■ **JOB**
Reproduce all entries precisely, down to the last character.

Extracted records:
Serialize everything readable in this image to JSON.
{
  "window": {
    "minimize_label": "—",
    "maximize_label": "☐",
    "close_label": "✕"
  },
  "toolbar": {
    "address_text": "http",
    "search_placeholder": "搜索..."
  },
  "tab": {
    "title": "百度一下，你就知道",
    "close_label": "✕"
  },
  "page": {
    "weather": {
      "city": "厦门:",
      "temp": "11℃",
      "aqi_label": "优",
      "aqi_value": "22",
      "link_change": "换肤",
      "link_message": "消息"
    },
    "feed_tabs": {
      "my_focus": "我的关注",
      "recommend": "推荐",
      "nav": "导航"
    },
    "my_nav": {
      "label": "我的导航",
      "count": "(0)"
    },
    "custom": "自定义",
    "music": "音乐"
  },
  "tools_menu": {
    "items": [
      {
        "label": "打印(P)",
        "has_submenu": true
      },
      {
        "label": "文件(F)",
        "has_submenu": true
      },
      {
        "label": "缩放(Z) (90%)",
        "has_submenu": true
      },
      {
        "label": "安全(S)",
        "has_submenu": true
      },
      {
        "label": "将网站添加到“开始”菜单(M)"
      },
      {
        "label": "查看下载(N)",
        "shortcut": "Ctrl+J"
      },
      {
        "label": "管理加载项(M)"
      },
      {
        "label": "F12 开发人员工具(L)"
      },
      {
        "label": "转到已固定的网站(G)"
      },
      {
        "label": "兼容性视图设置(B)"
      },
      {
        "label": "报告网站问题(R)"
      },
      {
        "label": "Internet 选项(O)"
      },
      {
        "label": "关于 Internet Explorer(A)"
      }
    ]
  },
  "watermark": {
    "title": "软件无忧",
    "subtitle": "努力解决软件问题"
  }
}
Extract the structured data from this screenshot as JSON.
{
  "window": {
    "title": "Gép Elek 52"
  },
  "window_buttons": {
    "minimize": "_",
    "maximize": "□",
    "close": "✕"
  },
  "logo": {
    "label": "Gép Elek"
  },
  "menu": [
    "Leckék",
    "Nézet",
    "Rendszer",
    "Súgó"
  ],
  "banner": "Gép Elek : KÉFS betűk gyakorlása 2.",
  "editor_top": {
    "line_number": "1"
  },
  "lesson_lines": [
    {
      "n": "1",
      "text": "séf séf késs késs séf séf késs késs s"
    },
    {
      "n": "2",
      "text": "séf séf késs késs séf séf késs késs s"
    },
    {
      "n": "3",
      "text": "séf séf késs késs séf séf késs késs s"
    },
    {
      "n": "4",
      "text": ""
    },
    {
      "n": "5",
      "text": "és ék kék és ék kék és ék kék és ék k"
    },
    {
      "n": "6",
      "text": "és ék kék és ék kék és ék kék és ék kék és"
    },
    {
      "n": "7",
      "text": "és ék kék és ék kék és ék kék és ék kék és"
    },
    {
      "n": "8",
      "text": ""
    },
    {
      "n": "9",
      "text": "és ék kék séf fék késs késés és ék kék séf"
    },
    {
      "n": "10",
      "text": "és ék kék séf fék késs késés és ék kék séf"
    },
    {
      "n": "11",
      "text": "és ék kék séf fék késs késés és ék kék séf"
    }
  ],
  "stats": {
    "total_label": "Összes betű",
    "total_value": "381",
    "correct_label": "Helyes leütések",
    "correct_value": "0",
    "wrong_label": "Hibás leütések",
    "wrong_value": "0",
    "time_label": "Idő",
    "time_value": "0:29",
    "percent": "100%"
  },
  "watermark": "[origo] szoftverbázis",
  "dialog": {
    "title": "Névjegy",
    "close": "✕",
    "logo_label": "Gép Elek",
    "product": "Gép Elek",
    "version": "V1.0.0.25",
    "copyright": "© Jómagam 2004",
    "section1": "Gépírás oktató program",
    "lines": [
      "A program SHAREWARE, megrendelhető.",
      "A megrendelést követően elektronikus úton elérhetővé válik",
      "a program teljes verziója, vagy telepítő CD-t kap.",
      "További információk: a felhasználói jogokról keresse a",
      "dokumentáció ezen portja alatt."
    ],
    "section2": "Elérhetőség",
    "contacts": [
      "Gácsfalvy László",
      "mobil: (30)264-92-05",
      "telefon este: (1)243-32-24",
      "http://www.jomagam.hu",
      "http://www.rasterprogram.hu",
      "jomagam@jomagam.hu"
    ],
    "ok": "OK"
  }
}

■ **TASK RESPONSE**
Serialize everything readable in this image to JSON.
{
  "window": {
    "minimize_label": "—",
    "maximize_label": "☐",
    "close_label": "✕"
  },
  "toolbar": {
    "address_text": "http",
    "search_placeholder": "搜索..."
  },
  "tab": {
    "title": "百度一下，你就知道",
    "close_label": "✕"
  },
  "page": {
    "weather": {
      "city": "厦门:",
      "temp": "11℃",
      "aqi_label": "优",
      "aqi_value": "22",
      "link_change": "换肤",
      "link_message": "消息"
    },
    "feed_tabs": {
      "my_focus": "我的关注",
      "recommend": "推荐",
      "nav": "导航"
    },
    "my_nav": {
      "label": "我的导航",
      "count": "(0)"
    },
    "custom": "自定义",
    "music": "音乐"
  },
  "tools_menu": {
    "items": [
      {
        "label": "打印(P)",
        "has_submenu": true
      },
      {
        "label": "文件(F)",
        "has_submenu": true
      },
      {
        "label": "缩放(Z) (90%)",
        "has_submenu": true
      },
      {
        "label": "安全(S)",
        "has_submenu": true
      },
      {
        "label": "将网站添加到“开始”菜单(M)"
      },
      {
        "label": "查看下载(N)",
        "shortcut": "Ctrl+J"
      },
      {
        "label": "管理加载项(M)"
      },
      {
        "label": "F12 开发人员工具(L)"
      },
      {
        "label": "转到已固定的网站(G)"
      },
      {
        "label": "兼容性视图设置(B)"
      },
      {
        "label": "报告网站问题(R)"
      },
      {
        "label": "Internet 选项(O)"
      },
      {
        "label": "关于 Internet Explorer(A)"
      }
    ]
  },
  "watermark": {
    "title": "软件无忧",
    "subtitle": "努力解决软件问题"
  }
}
Extract the structured data from this screenshot as JSON.
{
  "window": {
    "title": "Gép Elek 52"
  },
  "window_buttons": {
    "minimize": "_",
    "maximize": "□",
    "close": "✕"
  },
  "logo": {
    "label": "Gép Elek"
  },
  "menu": [
    "Leckék",
    "Nézet",
    "Rendszer",
    "Súgó"
  ],
  "banner": "Gép Elek : KÉFS betűk gyakorlása 2.",
  "editor_top": {
    "line_number": "1"
  },
  "lesson_lines": [
    {
      "n": "1",
      "text": "séf séf késs késs séf séf késs késs s"
    },
    {
      "n": "2",
      "text": "séf séf késs késs séf séf késs késs s"
    },
    {
      "n": "3",
      "text": "séf séf késs késs séf séf késs késs s"
    },
    {
      "n": "4",
      "text": ""
    },
    {
      "n": "5",
      "text": "és ék kék és ék kék és ék kék és ék k"
    },
    {
      "n": "6",
      "text": "és ék kék és ék kék és ék kék és ék kék és"
    },
    {
      "n": "7",
      "text": "és ék kék és ék kék és ék kék és ék kék és"
    },
    {
      "n": "8",
      "text": ""
    },
    {
      "n": "9",
      "text": "és ék kék séf fék késs késés és ék kék séf"
    },
    {
      "n": "10",
      "text": "és ék kék séf fék késs késés és ék kék séf"
    },
    {
      "n": "11",
      "text": "és ék kék séf fék késs késés és ék kék séf"
    }
  ],
  "stats": {
    "total_label": "Összes betű",
    "total_value": "381",
    "correct_label": "Helyes leütések",
    "correct_value": "0",
    "wrong_label": "Hibás leütések",
    "wrong_value": "0",
    "time_label": "Idő",
    "time_value": "0:29",
    "percent": "100%"
  },
  "watermark": "[origo] szoftverbázis",
  "dialog": {
    "title": "Névjegy",
    "close": "✕",
    "logo_label": "Gép Elek",
    "product": "Gép Elek",
    "version": "V1.0.0.25",
    "copyright": "© Jómagam 2004",
    "section1": "Gépírás oktató program",
    "lines": [
      "A program SHAREWARE, megrendelhető.",
      "A megrendelést követően elektronikus úton elérhetővé válik",
      "a program teljes verziója, vagy telepítő CD-t kap.",
      "További információk: a felhasználói jogokról keresse a",
      "dokumentáció ezen portja alatt."
    ],
    "section2": "Elérhetőség",
    "contacts": [
      "Gácsfalvy László",
      "mobil: (30)264-92-05",
      "telefon este: (1)243-32-24",
      "http://www.jomagam.hu",
      "http://www.rasterprogram.hu",
      "jomagam@jomagam.hu"
    ],
    "ok": "OK"
  }
}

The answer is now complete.